Instruction - Each line that includes "source" counts once; give the total and nothing besides.
— begin Task data —
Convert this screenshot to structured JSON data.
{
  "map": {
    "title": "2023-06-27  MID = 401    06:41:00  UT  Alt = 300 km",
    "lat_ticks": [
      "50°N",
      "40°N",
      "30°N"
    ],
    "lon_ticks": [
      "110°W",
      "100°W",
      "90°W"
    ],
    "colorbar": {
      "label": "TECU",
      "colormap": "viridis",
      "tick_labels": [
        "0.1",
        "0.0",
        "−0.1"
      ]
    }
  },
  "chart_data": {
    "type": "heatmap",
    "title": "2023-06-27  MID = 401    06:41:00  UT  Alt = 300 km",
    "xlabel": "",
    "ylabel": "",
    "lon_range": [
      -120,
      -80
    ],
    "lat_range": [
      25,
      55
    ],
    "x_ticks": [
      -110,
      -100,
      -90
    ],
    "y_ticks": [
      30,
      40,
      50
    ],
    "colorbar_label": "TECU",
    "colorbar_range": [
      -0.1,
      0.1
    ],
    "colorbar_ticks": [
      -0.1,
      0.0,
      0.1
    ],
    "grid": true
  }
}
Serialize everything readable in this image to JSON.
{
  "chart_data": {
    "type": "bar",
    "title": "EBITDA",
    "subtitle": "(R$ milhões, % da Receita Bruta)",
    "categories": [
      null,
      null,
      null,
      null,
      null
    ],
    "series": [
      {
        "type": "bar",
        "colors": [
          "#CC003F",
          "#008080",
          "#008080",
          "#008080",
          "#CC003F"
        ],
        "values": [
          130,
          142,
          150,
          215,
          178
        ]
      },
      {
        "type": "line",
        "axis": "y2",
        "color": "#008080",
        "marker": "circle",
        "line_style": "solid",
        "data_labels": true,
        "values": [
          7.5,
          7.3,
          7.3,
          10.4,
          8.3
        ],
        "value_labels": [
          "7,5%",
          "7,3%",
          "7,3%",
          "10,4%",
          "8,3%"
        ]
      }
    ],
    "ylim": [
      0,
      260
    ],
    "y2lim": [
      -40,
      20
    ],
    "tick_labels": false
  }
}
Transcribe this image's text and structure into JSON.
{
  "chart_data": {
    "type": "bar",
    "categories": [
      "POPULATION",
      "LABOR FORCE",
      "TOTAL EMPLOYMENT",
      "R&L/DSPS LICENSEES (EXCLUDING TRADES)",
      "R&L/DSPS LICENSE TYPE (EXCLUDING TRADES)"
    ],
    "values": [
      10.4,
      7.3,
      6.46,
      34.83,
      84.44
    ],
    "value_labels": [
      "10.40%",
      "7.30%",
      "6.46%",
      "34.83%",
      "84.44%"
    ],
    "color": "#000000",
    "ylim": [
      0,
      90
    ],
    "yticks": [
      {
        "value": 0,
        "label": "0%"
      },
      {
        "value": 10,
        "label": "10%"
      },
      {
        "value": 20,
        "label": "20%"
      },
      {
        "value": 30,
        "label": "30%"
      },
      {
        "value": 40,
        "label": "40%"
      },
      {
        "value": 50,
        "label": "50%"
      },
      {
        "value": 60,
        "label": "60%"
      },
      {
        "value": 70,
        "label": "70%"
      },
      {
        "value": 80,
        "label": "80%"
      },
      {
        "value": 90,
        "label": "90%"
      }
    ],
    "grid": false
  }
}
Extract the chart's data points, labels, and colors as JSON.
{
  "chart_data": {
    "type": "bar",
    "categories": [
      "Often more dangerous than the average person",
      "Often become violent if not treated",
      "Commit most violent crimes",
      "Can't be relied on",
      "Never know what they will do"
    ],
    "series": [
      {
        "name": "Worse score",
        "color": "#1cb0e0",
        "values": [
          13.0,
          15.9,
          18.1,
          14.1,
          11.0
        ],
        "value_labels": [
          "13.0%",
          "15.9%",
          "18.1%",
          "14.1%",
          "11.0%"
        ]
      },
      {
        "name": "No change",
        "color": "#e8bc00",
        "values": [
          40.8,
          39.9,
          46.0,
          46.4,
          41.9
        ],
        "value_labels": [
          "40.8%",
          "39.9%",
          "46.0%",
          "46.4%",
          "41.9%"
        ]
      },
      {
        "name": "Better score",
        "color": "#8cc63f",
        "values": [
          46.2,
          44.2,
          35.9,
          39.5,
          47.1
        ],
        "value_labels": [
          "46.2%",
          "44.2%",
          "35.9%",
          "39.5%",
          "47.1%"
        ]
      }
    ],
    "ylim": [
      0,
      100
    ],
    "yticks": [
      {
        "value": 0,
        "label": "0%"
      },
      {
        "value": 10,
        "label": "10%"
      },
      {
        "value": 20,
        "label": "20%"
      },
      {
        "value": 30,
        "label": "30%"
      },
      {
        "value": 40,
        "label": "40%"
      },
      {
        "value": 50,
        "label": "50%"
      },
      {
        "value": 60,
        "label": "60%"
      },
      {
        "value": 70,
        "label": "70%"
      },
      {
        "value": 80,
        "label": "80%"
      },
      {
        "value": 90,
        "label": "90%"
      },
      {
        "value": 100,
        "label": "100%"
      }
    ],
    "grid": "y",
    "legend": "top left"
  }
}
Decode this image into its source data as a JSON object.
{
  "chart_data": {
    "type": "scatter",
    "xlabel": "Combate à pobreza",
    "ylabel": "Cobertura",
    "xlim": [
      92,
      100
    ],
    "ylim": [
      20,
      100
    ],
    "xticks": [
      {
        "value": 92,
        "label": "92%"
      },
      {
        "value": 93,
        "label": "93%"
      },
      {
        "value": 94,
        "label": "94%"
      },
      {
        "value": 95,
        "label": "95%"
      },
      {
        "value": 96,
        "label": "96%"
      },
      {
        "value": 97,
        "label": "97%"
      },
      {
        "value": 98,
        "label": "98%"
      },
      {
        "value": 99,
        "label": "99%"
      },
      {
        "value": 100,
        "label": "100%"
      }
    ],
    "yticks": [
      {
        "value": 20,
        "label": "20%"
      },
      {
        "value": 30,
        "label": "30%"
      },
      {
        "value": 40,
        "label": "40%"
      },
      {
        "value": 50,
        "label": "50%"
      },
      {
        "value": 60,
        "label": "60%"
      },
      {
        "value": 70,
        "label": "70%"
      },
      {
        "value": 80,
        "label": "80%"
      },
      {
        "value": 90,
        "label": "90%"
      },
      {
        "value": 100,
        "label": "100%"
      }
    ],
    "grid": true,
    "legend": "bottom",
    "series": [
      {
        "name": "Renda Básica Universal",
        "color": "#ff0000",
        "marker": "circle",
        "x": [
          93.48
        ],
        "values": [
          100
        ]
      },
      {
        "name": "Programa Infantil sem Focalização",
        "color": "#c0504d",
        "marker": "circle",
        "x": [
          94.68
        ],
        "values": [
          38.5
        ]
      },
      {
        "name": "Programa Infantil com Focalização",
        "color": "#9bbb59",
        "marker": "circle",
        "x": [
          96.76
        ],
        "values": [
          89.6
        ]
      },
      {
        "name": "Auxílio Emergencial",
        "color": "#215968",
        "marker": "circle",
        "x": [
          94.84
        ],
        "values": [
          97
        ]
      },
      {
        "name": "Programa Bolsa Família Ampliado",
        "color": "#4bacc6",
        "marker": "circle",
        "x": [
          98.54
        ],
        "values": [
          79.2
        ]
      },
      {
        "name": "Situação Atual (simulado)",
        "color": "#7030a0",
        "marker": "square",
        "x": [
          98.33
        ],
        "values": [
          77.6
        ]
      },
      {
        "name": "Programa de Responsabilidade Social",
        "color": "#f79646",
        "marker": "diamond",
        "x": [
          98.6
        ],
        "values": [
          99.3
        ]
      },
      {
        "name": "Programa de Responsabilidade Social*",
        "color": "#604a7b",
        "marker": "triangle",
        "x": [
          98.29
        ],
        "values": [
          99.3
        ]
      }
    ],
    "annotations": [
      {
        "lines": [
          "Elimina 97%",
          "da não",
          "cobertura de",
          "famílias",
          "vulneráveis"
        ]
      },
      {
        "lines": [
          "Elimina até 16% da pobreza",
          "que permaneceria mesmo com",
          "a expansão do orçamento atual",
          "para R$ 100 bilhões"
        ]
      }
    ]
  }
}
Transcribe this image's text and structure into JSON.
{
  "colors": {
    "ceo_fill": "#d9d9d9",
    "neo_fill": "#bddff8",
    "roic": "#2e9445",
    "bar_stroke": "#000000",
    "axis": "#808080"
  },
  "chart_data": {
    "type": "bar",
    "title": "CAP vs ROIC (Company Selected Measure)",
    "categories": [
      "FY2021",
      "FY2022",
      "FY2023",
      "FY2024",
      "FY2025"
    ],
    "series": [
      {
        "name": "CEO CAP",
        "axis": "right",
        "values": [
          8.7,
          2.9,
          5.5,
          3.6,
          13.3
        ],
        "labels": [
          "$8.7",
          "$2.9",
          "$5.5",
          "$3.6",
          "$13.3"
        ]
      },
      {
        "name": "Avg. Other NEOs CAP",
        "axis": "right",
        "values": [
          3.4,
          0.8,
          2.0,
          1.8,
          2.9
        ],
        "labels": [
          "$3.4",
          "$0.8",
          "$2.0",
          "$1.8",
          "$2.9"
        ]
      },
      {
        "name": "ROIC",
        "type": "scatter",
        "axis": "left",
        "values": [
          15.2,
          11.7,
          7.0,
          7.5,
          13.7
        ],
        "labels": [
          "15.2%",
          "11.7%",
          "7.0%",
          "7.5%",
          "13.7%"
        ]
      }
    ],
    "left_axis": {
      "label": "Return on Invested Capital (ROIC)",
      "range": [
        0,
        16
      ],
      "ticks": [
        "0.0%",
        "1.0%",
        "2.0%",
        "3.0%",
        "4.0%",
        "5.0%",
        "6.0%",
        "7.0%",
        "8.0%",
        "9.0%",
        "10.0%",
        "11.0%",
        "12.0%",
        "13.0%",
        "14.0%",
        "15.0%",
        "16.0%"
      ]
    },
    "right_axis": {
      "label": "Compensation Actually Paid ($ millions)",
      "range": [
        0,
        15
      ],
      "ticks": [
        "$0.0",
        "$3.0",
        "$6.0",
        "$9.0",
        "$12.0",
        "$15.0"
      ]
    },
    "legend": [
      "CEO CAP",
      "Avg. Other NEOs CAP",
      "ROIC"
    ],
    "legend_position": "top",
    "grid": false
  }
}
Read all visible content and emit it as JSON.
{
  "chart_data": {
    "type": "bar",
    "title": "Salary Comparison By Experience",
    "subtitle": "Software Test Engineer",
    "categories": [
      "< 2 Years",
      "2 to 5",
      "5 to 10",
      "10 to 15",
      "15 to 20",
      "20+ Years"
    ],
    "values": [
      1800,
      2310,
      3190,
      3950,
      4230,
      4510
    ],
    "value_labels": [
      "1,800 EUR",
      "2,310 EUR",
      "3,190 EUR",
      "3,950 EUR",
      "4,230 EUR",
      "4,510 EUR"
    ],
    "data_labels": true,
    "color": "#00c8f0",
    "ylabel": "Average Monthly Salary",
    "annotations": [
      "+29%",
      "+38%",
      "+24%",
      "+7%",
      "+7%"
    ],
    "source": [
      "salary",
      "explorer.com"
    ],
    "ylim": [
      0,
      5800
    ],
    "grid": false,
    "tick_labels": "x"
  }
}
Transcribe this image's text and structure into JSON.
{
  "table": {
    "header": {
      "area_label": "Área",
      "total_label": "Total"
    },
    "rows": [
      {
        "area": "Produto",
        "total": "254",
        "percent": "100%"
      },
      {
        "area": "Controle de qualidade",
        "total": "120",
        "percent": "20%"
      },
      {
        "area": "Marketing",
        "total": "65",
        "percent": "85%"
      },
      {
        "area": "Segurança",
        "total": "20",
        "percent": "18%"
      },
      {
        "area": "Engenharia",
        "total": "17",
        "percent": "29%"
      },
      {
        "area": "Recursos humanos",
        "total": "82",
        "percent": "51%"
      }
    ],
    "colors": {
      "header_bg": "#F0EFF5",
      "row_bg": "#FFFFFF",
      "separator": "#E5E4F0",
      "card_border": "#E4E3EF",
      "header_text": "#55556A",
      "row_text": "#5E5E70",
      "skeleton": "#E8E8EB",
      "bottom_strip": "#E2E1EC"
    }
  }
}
— end Task data —
Correct answer - 2